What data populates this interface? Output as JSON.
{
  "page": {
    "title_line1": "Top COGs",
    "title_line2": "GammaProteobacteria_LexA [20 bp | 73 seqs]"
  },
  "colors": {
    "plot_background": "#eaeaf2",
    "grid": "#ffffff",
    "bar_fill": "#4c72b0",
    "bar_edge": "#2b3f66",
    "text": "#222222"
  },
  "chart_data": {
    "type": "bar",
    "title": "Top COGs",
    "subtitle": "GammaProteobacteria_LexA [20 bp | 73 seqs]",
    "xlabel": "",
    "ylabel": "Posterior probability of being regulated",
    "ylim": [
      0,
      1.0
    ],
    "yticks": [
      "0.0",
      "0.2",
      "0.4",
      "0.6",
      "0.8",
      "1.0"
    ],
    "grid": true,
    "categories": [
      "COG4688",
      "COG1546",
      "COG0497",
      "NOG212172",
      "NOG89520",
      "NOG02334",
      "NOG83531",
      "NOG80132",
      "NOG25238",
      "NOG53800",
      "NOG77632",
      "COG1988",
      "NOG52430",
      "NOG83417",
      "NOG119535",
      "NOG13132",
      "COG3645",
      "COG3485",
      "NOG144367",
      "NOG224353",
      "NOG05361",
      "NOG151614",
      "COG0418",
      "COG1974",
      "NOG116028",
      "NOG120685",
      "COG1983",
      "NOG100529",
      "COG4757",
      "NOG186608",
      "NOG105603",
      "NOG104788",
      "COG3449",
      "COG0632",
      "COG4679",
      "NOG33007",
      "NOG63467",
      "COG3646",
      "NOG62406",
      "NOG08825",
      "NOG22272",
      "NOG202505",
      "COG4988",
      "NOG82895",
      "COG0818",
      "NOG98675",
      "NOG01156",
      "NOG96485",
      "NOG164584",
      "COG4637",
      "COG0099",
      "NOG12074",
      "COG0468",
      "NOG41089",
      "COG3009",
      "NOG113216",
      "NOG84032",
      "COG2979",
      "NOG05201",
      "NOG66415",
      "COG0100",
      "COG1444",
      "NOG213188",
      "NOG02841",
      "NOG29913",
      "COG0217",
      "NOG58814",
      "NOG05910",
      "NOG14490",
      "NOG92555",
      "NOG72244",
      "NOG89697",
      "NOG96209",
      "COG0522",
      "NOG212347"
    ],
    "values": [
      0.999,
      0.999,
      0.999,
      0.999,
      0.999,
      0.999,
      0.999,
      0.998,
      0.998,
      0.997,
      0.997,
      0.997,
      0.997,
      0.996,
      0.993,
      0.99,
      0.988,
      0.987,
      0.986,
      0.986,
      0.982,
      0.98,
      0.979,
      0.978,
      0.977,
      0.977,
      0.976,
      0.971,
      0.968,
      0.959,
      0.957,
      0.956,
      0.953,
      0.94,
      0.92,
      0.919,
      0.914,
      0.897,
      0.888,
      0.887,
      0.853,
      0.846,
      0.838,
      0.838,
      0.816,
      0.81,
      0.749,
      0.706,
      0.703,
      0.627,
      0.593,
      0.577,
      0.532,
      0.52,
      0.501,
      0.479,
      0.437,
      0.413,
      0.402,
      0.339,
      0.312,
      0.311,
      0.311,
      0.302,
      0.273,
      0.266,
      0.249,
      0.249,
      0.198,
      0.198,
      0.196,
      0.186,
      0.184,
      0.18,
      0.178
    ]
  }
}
++++
Write the entries above out again. Match them exactly.

• _Solution for this exercise_:
What data populates this interface? Output as JSON.
{
  "page": {
    "title_line1": "Top COGs",
    "title_line2": "GammaProteobacteria_LexA [20 bp | 73 seqs]"
  },
  "colors": {
    "plot_background": "#eaeaf2",
    "grid": "#ffffff",
    "bar_fill": "#4c72b0",
    "bar_edge": "#2b3f66",
    "text": "#222222"
  },
  "chart_data": {
    "type": "bar",
    "title": "Top COGs",
    "subtitle": "GammaProteobacteria_LexA [20 bp | 73 seqs]",
    "xlabel": "",
    "ylabel": "Posterior probability of being regulated",
    "ylim": [
      0,
      1.0
    ],
    "yticks": [
      "0.0",
      "0.2",
      "0.4",
      "0.6",
      "0.8",
      "1.0"
    ],
    "grid": true,
    "categories": [
      "COG4688",
      "COG1546",
      "COG0497",
      "NOG212172",
      "NOG89520",
      "NOG02334",
      "NOG83531",
      "NOG80132",
      "NOG25238",
      "NOG53800",
      "NOG77632",
      "COG1988",
      "NOG52430",
      "NOG83417",
      "NOG119535",
      "NOG13132",
      "COG3645",
      "COG3485",
      "NOG144367",
      "NOG224353",
      "NOG05361",
      "NOG151614",
      "COG0418",
      "COG1974",
      "NOG116028",
      "NOG120685",
      "COG1983",
      "NOG100529",
      "COG4757",
      "NOG186608",
      "NOG105603",
      "NOG104788",
      "COG3449",
      "COG0632",
      "COG4679",
      "NOG33007",
      "NOG63467",
      "COG3646",
      "NOG62406",
      "NOG08825",
      "NOG22272",
      "NOG202505",
      "COG4988",
      "NOG82895",
      "COG0818",
      "NOG98675",
      "NOG01156",
      "NOG96485",
      "NOG164584",
      "COG4637",
      "COG0099",
      "NOG12074",
      "COG0468",
      "NOG41089",
      "COG3009",
      "NOG113216",
      "NOG84032",
      "COG2979",
      "NOG05201",
      "NOG66415",
      "COG0100",
      "COG1444",
      "NOG213188",
      "NOG02841",
      "NOG29913",
      "COG0217",
      "NOG58814",
      "NOG05910",
      "NOG14490",
      "NOG92555",
      "NOG72244",
      "NOG89697",
      "NOG96209",
      "COG0522",
      "NOG212347"
    ],
    "values": [
      0.999,
      0.999,
      0.999,
      0.999,
      0.999,
      0.999,
      0.999,
      0.998,
      0.998,
      0.997,
      0.997,
      0.997,
      0.997,
      0.996,
      0.993,
      0.99,
      0.988,
      0.987,
      0.986,
      0.986,
      0.982,
      0.98,
      0.979,
      0.978,
      0.977,
      0.977,
      0.976,
      0.971,
      0.968,
      0.959,
      0.957,
      0.956,
      0.953,
      0.94,
      0.92,
      0.919,
      0.914,
      0.897,
      0.888,
      0.887,
      0.853,
      0.846,
      0.838,
      0.838,
      0.816,
      0.81,
      0.749,
      0.706,
      0.703,
      0.627,
      0.593,
      0.577,
      0.532,
      0.52,
      0.501,
      0.479,
      0.437,
      0.413,
      0.402,
      0.339,
      0.312,
      0.311,
      0.311,
      0.302,
      0.273,
      0.266,
      0.249,
      0.249,
      0.198,
      0.198,
      0.196,
      0.186,
      0.184,
      0.18,
      0.178
    ]
  }
}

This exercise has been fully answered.